(Records excerpted from a collection)
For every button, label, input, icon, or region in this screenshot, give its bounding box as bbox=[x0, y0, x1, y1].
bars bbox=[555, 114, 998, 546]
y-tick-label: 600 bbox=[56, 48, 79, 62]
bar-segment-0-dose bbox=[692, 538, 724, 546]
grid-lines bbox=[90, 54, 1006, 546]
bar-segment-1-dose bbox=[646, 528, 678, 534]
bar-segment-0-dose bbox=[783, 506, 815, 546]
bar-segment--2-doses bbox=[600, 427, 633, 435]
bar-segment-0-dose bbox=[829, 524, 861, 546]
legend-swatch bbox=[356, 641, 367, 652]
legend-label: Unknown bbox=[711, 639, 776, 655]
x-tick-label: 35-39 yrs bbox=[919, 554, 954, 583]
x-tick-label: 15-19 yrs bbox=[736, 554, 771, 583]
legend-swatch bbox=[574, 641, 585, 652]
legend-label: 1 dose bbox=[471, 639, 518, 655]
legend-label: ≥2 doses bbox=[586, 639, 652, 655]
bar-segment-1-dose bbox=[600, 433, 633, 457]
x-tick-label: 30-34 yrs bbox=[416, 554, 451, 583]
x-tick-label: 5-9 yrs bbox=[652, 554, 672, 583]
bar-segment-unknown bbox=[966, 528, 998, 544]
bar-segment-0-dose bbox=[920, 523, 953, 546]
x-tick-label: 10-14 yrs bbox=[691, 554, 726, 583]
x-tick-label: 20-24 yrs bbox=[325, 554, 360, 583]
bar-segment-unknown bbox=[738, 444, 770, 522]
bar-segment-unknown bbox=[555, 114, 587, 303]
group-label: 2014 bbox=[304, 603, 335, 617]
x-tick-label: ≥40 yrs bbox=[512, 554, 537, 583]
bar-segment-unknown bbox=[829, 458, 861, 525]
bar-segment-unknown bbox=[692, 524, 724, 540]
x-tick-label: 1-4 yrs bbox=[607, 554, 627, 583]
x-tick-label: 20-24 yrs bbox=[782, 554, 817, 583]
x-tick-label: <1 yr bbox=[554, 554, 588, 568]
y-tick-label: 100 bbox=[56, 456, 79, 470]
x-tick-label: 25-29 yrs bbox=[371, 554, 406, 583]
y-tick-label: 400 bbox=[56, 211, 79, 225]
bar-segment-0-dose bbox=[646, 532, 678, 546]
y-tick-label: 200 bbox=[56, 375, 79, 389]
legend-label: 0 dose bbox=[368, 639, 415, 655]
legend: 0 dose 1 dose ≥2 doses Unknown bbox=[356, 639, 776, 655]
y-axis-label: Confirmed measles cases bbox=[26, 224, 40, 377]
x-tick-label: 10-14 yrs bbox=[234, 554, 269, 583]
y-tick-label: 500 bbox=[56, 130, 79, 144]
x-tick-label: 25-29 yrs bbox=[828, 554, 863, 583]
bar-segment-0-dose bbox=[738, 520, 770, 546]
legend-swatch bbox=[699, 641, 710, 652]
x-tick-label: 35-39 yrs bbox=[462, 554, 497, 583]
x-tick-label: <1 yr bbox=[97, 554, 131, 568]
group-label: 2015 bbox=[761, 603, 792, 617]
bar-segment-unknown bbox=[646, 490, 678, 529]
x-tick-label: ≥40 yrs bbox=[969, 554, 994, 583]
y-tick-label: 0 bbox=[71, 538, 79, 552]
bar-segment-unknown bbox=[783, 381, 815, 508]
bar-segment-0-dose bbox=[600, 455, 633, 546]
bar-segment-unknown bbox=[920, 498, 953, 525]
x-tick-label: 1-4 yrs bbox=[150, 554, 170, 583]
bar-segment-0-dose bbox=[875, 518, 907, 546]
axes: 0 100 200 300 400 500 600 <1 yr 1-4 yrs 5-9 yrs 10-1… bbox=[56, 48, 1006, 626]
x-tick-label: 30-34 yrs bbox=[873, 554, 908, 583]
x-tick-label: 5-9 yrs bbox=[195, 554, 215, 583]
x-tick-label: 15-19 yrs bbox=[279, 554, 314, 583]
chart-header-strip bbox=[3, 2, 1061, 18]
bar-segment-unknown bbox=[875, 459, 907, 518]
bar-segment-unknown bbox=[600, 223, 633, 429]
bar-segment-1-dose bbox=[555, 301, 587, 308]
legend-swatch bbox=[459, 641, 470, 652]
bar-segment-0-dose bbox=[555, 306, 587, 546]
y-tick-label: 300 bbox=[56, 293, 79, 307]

Description of the task: Reproduce the lines of the material above verbatim, from the first line to the last.

Correct result:
For every button, label, input, icon, or region in this screenshot, give its bounding box as bbox=[x0, y0, x1, y1].
bars bbox=[555, 114, 998, 546]
y-tick-label: 600 bbox=[56, 48, 79, 62]
bar-segment-0-dose bbox=[692, 538, 724, 546]
grid-lines bbox=[90, 54, 1006, 546]
bar-segment-1-dose bbox=[646, 528, 678, 534]
bar-segment-0-dose bbox=[783, 506, 815, 546]
bar-segment--2-doses bbox=[600, 427, 633, 435]
bar-segment-0-dose bbox=[829, 524, 861, 546]
legend-swatch bbox=[356, 641, 367, 652]
legend-label: Unknown bbox=[711, 639, 776, 655]
x-tick-label: 35-39 yrs bbox=[919, 554, 954, 583]
x-tick-label: 15-19 yrs bbox=[736, 554, 771, 583]
legend-swatch bbox=[574, 641, 585, 652]
legend-label: 1 dose bbox=[471, 639, 518, 655]
legend-label: ≥2 doses bbox=[586, 639, 652, 655]
bar-segment-1-dose bbox=[600, 433, 633, 457]
x-tick-label: 30-34 yrs bbox=[416, 554, 451, 583]
x-tick-label: 5-9 yrs bbox=[652, 554, 672, 583]
bar-segment-unknown bbox=[966, 528, 998, 544]
bar-segment-0-dose bbox=[920, 523, 953, 546]
x-tick-label: 10-14 yrs bbox=[691, 554, 726, 583]
x-tick-label: 20-24 yrs bbox=[325, 554, 360, 583]
bar-segment-unknown bbox=[738, 444, 770, 522]
bar-segment-unknown bbox=[555, 114, 587, 303]
group-label: 2014 bbox=[304, 603, 335, 617]
x-tick-label: ≥40 yrs bbox=[512, 554, 537, 583]
bar-segment-unknown bbox=[829, 458, 861, 525]
bar-segment-unknown bbox=[692, 524, 724, 540]
x-tick-label: 1-4 yrs bbox=[607, 554, 627, 583]
x-tick-label: 20-24 yrs bbox=[782, 554, 817, 583]
x-tick-label: <1 yr bbox=[554, 554, 588, 568]
y-tick-label: 100 bbox=[56, 456, 79, 470]
x-tick-label: 25-29 yrs bbox=[371, 554, 406, 583]
y-tick-label: 400 bbox=[56, 211, 79, 225]
bar-segment-0-dose bbox=[646, 532, 678, 546]
y-tick-label: 200 bbox=[56, 375, 79, 389]
legend-label: 0 dose bbox=[368, 639, 415, 655]
legend: 0 dose 1 dose ≥2 doses Unknown bbox=[356, 639, 776, 655]
y-axis-label: Confirmed measles cases bbox=[26, 224, 40, 377]
x-tick-label: 10-14 yrs bbox=[234, 554, 269, 583]
y-tick-label: 500 bbox=[56, 130, 79, 144]
x-tick-label: 25-29 yrs bbox=[828, 554, 863, 583]
bar-segment-0-dose bbox=[738, 520, 770, 546]
legend-swatch bbox=[699, 641, 710, 652]
x-tick-label: 35-39 yrs bbox=[462, 554, 497, 583]
x-tick-label: <1 yr bbox=[97, 554, 131, 568]
group-label: 2015 bbox=[761, 603, 792, 617]
bar-segment-unknown bbox=[646, 490, 678, 529]
x-tick-label: ≥40 yrs bbox=[969, 554, 994, 583]
y-tick-label: 0 bbox=[71, 538, 79, 552]
bar-segment-unknown bbox=[783, 381, 815, 508]
bar-segment-0-dose bbox=[600, 455, 633, 546]
bar-segment-unknown bbox=[920, 498, 953, 525]
x-tick-label: 1-4 yrs bbox=[150, 554, 170, 583]
bar-segment-0-dose bbox=[875, 518, 907, 546]
axes: 0 100 200 300 400 500 600 <1 yr 1-4 yrs 5-9 yrs 10-1… bbox=[56, 48, 1006, 626]
x-tick-label: 30-34 yrs bbox=[873, 554, 908, 583]
x-tick-label: 5-9 yrs bbox=[195, 554, 215, 583]
x-tick-label: 15-19 yrs bbox=[279, 554, 314, 583]
chart-header-strip bbox=[3, 2, 1061, 18]
bar-segment-unknown bbox=[875, 459, 907, 518]
bar-segment-unknown bbox=[600, 223, 633, 429]
bar-segment-1-dose bbox=[555, 301, 587, 308]
legend-swatch bbox=[459, 641, 470, 652]
bar-segment-0-dose bbox=[555, 306, 587, 546]
y-tick-label: 300 bbox=[56, 293, 79, 307]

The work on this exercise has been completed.